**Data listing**

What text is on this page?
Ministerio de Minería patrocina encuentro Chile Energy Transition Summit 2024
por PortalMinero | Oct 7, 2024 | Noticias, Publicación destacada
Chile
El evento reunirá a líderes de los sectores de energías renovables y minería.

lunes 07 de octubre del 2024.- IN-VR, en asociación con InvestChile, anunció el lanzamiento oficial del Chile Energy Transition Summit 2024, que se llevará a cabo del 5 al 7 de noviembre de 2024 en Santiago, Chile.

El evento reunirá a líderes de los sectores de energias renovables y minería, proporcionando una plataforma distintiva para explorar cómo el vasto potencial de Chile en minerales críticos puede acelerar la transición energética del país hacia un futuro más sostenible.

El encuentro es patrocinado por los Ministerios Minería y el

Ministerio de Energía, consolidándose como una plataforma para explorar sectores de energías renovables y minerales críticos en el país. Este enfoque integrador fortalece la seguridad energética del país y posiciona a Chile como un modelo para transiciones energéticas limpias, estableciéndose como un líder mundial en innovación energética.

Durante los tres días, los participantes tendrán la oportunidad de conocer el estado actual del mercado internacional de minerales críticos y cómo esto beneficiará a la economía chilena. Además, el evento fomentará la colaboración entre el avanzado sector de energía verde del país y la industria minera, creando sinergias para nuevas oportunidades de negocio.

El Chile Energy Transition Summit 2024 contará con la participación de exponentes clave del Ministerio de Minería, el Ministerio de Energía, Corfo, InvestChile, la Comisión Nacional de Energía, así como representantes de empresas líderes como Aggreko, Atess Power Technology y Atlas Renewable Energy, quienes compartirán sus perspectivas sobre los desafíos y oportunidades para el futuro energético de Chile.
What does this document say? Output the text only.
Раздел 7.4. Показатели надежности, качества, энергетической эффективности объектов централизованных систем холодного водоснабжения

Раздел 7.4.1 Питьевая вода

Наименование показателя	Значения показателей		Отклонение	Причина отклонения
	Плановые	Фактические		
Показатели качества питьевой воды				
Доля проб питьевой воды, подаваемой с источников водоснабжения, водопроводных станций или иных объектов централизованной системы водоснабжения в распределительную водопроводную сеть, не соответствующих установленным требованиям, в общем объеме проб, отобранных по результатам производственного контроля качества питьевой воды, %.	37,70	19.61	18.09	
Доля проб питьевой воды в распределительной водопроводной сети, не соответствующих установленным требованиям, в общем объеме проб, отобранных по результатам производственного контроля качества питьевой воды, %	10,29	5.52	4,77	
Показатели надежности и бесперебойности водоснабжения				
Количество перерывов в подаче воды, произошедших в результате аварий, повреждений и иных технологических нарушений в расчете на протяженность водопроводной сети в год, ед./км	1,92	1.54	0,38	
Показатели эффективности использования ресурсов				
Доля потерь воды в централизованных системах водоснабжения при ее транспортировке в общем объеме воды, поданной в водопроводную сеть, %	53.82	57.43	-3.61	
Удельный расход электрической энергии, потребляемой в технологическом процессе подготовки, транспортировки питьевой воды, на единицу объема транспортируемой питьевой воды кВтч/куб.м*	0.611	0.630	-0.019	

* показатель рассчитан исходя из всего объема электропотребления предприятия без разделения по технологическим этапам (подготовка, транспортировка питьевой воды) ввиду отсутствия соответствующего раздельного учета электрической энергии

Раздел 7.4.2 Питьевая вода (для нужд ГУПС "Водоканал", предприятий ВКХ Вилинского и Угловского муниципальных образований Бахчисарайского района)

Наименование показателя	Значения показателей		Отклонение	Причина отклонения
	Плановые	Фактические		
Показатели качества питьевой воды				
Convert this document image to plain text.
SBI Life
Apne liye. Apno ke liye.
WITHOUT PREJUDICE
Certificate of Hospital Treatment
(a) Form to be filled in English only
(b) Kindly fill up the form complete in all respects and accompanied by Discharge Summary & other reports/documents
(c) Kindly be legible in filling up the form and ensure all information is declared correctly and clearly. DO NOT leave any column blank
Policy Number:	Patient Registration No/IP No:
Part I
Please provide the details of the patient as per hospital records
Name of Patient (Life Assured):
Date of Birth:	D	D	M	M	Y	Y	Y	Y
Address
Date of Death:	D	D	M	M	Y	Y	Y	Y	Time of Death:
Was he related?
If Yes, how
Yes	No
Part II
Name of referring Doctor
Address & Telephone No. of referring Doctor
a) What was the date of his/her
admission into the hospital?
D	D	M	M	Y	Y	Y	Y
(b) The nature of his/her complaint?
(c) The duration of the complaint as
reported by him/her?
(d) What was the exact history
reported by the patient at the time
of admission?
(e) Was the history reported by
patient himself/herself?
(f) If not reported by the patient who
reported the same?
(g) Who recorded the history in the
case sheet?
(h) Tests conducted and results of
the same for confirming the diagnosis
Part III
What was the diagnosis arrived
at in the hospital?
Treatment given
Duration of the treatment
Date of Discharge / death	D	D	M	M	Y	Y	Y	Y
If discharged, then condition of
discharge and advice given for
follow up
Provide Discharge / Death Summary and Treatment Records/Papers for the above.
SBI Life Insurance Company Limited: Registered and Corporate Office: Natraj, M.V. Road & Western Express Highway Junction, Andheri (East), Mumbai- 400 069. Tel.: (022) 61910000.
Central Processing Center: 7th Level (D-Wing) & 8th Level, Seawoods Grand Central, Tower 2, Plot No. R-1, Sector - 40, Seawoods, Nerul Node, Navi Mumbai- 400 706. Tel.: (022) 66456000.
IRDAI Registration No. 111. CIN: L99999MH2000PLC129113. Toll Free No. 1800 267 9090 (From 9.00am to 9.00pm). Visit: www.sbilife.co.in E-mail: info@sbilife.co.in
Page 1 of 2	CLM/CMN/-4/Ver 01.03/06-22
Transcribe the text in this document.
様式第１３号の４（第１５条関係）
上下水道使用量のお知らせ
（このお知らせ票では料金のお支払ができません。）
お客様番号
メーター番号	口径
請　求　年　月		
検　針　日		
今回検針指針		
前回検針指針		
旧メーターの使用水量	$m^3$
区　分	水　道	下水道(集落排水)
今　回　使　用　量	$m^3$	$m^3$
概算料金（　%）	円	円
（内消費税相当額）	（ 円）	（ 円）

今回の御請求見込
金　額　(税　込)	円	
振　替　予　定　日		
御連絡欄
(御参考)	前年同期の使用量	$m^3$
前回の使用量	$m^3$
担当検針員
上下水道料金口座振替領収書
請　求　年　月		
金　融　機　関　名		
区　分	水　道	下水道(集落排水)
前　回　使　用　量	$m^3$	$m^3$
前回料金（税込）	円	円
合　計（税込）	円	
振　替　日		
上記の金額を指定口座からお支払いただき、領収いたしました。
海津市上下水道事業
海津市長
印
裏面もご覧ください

**WHAT IS EXPECTED**
Gather each line of the records holding the string "электрической".

**ANSWER TO THE PROBLEM**
Удельный расход электрической энергии, потребляемой в технологическом процессе подготовки, транспортировки питьевой воды, на единицу объема транспортируемой питьевой воды кВтч/куб.м*	0.611	0.630	-0.019	
* показатель рассчитан исходя из всего объема электропотребления предприятия без разделения по технологическим этапам (подготовка, транспортировка питьевой воды) ввиду отсутствия соответствующего раздельного учета электрической энергии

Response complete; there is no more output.